## start

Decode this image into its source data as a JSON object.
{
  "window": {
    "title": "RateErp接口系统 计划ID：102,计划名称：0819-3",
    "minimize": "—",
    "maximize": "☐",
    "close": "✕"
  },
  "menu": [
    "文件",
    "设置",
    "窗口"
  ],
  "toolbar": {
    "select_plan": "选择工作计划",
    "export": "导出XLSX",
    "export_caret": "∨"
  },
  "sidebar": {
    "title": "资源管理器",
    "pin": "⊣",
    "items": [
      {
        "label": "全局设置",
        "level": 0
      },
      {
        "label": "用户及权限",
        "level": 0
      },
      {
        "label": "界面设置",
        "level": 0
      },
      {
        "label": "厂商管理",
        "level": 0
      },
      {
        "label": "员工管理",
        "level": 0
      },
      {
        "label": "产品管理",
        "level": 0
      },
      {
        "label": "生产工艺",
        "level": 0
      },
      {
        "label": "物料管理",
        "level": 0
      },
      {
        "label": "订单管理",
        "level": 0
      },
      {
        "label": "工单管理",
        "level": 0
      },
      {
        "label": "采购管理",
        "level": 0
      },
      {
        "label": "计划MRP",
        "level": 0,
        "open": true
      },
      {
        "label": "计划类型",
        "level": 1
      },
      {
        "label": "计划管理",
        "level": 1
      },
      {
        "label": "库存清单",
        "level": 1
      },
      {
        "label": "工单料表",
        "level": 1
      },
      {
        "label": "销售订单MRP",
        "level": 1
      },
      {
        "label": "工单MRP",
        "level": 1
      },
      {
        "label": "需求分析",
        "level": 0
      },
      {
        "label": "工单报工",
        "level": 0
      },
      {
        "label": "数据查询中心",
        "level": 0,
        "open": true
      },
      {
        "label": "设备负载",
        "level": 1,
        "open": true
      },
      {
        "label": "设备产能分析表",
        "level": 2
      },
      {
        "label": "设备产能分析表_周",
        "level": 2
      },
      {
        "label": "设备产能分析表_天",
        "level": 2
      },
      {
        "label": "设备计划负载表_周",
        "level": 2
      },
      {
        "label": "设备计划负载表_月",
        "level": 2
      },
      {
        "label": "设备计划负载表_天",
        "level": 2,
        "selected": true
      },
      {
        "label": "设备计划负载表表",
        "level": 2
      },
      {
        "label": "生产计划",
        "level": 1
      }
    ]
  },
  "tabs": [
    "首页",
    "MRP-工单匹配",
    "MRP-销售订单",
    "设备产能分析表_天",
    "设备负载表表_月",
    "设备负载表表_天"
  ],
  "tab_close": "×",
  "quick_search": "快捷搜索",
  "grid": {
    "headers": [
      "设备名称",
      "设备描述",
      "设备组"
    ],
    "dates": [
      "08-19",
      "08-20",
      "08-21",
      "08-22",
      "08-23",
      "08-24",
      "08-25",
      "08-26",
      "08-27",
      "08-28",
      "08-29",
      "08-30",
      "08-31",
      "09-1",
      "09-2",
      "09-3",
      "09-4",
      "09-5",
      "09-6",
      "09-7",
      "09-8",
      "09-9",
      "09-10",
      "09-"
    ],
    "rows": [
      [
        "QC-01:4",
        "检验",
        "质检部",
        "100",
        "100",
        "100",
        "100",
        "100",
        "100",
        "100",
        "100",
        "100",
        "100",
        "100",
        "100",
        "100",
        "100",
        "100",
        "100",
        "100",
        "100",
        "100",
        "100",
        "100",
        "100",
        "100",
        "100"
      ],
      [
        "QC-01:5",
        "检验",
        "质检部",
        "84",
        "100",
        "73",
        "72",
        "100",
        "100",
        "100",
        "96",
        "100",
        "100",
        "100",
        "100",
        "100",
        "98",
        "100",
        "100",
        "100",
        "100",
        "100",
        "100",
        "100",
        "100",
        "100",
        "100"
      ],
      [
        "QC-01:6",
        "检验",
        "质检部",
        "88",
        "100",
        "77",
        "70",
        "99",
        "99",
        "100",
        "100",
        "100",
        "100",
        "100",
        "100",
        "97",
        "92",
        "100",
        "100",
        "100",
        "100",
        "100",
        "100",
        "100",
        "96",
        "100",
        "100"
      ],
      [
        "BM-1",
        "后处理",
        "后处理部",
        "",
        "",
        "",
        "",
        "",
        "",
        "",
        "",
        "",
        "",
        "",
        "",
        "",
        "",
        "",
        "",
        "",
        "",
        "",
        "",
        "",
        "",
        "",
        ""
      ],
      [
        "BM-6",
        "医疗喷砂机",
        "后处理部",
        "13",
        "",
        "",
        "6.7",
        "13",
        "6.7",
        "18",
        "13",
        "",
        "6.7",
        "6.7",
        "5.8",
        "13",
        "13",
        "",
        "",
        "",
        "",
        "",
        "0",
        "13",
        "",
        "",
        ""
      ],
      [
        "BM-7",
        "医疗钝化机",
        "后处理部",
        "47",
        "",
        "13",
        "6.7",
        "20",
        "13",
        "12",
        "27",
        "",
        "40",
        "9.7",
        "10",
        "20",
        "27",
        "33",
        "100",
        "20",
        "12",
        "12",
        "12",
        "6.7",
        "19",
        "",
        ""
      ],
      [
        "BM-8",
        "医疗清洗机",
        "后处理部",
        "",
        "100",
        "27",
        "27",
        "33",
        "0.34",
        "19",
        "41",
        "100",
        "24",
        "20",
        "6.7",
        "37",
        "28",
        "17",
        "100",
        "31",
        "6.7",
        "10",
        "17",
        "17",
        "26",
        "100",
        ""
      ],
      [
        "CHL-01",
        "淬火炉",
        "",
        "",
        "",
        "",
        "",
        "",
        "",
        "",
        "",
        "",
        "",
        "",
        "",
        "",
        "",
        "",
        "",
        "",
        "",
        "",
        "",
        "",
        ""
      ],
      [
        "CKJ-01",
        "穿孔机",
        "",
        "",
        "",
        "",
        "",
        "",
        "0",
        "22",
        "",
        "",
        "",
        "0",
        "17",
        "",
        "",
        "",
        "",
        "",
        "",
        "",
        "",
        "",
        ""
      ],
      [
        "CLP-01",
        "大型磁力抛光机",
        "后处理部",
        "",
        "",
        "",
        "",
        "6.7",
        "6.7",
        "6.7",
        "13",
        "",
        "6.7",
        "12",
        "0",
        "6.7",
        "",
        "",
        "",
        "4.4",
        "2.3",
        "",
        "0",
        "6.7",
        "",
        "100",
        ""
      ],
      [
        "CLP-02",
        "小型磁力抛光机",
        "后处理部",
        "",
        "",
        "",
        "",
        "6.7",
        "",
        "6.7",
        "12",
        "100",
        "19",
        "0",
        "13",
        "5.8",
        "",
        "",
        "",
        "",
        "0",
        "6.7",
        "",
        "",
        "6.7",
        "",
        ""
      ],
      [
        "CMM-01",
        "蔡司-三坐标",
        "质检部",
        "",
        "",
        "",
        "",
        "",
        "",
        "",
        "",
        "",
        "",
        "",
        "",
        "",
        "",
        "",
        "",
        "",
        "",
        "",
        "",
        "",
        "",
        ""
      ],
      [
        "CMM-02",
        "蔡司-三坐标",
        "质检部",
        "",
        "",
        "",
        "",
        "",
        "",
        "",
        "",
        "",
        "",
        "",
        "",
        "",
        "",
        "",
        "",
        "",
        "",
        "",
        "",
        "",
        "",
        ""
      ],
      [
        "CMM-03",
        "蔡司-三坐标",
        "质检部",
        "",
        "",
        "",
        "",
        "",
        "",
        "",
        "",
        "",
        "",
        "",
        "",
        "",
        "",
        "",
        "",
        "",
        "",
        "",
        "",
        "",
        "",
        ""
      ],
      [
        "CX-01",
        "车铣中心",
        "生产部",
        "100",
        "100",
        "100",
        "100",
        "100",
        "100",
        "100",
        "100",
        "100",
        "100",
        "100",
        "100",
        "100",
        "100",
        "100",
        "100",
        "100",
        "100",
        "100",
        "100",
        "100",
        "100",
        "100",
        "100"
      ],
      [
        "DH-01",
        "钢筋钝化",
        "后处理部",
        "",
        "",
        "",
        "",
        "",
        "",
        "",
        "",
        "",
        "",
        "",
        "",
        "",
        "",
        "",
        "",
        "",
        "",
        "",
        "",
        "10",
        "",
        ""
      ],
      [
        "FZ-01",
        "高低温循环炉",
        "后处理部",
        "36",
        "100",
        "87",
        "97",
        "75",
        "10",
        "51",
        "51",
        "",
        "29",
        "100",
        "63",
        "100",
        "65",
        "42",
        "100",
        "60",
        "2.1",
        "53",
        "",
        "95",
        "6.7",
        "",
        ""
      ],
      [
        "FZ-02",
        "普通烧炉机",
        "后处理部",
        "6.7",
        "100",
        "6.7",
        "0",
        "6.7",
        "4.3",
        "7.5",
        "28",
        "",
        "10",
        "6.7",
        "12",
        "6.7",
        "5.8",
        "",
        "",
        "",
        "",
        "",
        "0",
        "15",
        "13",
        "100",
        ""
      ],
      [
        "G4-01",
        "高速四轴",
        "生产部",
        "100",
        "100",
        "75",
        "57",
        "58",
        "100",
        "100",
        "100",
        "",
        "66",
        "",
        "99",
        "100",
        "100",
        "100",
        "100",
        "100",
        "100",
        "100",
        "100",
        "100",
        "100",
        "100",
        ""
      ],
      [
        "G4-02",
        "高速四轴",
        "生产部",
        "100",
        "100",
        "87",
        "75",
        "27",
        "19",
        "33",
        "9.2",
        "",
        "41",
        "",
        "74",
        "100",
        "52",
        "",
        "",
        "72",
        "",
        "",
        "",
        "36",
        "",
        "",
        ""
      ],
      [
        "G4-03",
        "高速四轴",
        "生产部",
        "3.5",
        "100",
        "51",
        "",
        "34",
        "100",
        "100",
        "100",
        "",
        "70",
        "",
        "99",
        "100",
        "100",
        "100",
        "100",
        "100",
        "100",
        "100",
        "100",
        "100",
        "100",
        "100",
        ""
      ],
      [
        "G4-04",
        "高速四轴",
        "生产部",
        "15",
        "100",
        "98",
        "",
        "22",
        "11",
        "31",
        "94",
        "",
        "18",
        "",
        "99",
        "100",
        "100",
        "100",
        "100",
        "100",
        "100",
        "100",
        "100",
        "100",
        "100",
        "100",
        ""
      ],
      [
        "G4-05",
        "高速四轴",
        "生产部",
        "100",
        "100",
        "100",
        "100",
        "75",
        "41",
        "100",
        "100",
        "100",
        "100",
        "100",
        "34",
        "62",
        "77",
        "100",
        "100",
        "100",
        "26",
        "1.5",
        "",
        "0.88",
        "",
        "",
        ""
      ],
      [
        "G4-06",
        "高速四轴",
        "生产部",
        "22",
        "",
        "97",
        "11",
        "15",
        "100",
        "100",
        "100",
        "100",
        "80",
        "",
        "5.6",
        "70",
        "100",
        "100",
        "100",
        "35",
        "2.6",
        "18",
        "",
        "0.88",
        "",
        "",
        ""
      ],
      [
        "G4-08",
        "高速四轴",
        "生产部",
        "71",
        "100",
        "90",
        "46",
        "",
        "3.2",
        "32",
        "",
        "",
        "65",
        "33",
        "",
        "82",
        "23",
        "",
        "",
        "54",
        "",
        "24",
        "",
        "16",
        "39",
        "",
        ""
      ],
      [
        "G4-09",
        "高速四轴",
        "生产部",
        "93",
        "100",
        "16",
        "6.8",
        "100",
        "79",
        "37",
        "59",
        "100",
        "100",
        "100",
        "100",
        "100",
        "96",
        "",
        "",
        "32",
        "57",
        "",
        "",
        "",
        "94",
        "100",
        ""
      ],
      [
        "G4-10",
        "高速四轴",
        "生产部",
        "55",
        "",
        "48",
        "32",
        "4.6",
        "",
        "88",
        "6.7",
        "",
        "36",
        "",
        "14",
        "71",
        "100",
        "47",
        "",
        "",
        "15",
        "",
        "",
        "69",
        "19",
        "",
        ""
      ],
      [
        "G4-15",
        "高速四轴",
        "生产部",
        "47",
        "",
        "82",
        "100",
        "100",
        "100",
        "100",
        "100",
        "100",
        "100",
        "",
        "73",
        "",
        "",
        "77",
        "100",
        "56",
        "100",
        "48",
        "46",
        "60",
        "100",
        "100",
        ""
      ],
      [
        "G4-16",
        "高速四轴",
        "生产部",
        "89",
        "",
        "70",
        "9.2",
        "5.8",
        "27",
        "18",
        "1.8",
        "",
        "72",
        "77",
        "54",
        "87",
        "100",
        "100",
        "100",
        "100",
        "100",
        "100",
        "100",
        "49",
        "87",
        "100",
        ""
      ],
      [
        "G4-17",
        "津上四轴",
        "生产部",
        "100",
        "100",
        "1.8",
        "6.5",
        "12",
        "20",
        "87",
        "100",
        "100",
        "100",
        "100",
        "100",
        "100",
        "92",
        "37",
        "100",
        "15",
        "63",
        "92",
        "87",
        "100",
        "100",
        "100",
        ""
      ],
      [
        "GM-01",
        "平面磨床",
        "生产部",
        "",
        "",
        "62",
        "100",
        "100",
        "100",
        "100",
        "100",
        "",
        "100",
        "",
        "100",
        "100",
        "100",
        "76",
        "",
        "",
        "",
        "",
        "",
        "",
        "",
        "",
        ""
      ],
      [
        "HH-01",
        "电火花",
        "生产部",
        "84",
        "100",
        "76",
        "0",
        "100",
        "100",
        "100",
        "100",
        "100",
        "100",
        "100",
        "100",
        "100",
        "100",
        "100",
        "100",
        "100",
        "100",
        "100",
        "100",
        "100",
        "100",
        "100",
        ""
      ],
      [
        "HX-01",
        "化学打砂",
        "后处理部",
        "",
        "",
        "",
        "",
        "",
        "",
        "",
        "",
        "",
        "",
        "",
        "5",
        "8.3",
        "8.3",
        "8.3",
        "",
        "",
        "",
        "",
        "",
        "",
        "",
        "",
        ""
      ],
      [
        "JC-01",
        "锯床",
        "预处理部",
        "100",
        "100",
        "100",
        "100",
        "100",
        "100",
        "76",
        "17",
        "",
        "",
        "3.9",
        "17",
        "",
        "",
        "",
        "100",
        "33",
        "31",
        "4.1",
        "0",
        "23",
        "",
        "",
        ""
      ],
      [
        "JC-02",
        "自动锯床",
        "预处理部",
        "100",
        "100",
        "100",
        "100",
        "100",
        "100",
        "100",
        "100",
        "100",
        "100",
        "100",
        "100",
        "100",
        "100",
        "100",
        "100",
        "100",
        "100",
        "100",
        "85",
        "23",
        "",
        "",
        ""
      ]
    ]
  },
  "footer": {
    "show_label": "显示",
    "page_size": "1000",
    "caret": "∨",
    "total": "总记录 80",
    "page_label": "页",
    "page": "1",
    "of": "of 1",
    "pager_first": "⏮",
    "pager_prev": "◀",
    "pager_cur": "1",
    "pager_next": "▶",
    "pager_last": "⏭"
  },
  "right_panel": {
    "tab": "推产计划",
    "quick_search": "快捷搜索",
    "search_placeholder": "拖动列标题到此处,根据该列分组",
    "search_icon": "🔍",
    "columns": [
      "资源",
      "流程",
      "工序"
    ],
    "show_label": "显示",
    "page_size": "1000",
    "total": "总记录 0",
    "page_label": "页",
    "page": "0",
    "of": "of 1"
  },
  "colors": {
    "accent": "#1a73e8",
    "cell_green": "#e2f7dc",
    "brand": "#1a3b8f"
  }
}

## end

For each line of the listing that holds the word "title", show that line.

    "title": "RateErp接口系统 计划ID：102,计划名称：0819-3",
    "title": "资源管理器",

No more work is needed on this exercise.